:: The task ::
Select lines where the word "JSON" appears.

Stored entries
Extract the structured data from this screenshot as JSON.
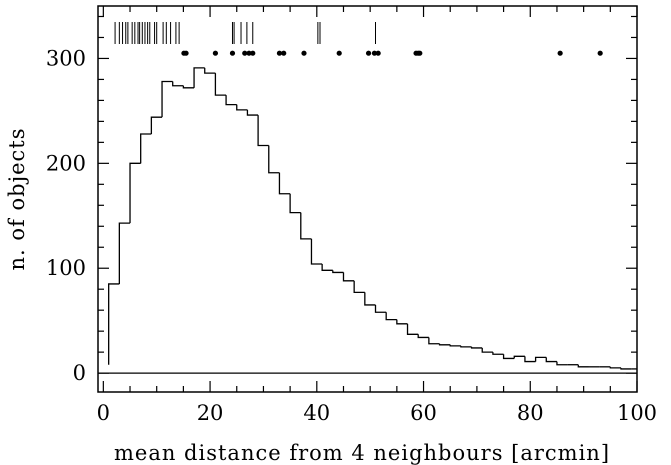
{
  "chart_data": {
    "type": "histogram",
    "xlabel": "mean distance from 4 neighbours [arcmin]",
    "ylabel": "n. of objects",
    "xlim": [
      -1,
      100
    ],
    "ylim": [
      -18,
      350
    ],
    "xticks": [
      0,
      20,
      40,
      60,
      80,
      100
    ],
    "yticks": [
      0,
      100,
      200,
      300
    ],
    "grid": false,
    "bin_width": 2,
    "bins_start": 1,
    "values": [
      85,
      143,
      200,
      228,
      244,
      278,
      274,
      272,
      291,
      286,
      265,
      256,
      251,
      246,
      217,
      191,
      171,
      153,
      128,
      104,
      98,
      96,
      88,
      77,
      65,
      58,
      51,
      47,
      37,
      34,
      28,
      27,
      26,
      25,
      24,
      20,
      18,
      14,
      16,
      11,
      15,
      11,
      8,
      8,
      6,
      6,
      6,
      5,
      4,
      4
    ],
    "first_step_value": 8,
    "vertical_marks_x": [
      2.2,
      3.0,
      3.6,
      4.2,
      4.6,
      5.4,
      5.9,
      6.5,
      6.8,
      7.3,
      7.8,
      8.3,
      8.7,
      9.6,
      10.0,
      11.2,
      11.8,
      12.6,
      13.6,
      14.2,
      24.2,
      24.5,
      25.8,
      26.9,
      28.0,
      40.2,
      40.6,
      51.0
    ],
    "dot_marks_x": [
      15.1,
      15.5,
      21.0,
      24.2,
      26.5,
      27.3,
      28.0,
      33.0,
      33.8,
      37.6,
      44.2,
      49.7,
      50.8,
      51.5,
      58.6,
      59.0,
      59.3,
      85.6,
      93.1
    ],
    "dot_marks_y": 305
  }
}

* * *

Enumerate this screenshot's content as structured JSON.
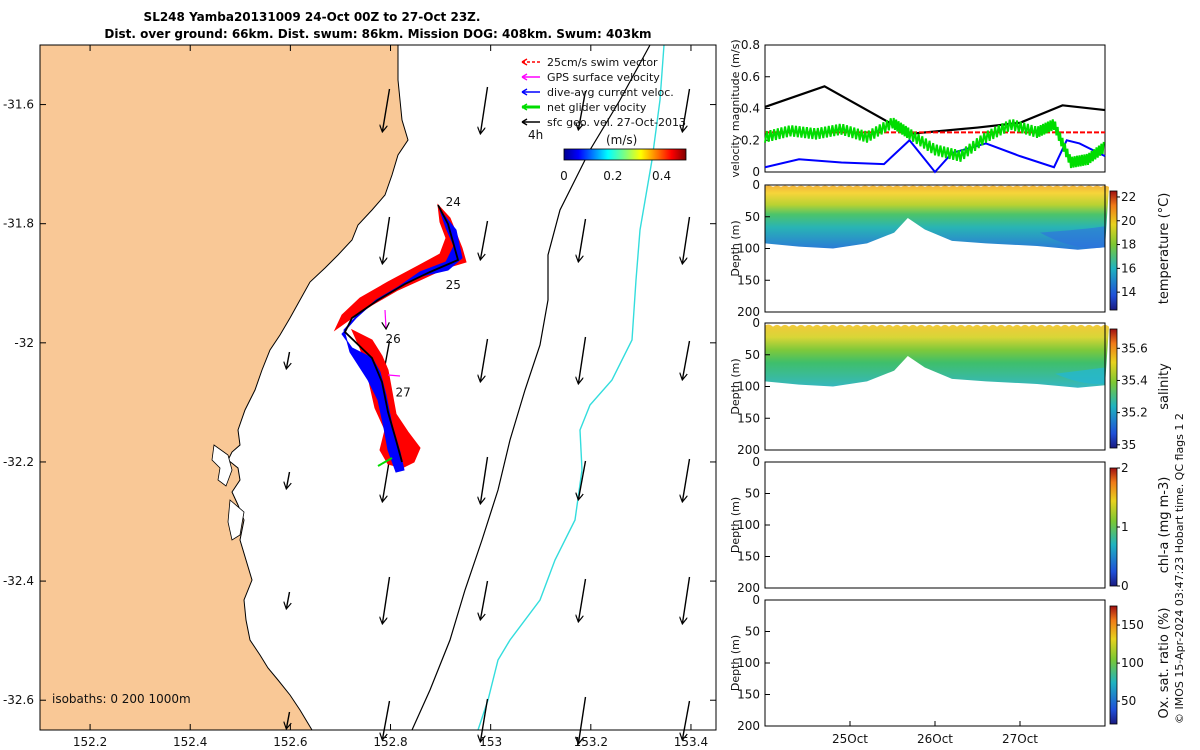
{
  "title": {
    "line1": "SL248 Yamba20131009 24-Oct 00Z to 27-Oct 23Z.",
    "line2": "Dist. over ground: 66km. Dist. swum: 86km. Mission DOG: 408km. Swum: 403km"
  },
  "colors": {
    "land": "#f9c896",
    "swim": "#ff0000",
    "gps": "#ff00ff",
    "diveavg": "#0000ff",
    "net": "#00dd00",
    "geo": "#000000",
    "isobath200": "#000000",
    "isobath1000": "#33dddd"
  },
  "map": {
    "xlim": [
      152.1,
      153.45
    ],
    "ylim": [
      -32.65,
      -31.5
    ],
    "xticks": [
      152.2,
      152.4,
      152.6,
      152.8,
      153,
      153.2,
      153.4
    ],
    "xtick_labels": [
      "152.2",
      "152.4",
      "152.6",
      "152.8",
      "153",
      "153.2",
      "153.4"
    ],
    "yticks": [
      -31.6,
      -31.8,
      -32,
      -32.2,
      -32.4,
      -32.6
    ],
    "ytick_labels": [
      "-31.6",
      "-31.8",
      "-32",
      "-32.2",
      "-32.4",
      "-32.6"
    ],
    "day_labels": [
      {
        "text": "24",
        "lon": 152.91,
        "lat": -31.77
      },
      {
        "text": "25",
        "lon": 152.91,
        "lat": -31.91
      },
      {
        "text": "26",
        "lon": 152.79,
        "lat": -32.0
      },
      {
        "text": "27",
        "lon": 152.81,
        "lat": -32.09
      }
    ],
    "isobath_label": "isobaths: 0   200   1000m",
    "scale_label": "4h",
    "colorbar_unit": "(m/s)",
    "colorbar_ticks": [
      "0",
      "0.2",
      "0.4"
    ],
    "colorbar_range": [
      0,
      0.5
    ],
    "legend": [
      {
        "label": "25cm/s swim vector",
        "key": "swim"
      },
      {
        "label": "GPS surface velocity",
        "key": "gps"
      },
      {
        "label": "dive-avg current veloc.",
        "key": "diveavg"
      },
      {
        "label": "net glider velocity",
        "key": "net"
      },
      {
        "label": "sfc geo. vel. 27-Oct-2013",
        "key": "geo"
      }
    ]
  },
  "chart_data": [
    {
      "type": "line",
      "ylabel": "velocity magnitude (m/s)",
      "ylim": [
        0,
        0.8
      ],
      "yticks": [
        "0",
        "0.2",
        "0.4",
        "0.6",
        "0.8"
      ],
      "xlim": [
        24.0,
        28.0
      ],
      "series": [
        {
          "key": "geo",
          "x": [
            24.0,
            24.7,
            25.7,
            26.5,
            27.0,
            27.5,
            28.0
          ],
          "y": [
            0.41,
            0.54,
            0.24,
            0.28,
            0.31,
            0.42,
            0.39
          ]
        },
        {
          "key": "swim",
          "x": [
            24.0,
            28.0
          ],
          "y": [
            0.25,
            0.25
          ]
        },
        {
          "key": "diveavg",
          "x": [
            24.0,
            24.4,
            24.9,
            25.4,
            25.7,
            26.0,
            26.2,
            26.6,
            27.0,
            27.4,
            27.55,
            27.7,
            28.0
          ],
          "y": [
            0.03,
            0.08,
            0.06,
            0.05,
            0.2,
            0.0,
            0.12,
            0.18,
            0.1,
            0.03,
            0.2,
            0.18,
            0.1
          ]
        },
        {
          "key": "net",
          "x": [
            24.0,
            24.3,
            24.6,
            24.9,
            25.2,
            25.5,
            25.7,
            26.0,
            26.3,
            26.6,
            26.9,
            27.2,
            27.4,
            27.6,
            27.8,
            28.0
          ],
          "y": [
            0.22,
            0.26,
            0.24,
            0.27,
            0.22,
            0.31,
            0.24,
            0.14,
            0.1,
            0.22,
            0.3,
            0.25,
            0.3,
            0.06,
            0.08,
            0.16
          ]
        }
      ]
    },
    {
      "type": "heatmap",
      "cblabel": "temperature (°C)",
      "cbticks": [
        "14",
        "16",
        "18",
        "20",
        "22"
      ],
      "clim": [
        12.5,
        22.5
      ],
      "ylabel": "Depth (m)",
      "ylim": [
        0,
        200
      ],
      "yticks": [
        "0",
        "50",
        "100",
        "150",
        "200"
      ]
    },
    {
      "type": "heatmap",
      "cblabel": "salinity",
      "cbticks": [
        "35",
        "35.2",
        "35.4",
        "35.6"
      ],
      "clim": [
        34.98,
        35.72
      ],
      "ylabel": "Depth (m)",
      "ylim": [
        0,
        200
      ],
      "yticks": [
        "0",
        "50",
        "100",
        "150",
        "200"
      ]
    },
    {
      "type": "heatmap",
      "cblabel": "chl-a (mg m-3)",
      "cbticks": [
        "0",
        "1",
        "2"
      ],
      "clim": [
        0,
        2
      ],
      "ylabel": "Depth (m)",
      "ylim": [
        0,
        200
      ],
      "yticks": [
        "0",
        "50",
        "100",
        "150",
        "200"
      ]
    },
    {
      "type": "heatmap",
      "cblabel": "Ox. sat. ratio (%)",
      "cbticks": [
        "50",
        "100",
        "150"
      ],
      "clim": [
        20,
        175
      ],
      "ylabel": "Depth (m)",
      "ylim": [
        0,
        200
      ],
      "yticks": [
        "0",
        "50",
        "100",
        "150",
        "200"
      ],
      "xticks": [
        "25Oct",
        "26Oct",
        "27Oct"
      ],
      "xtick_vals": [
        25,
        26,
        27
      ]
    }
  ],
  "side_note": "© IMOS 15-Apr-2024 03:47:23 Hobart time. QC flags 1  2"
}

:: Solution for this problem ::
Extract the structured data from this screenshot as JSON.
Enumerate this screenshot's content as structured JSON.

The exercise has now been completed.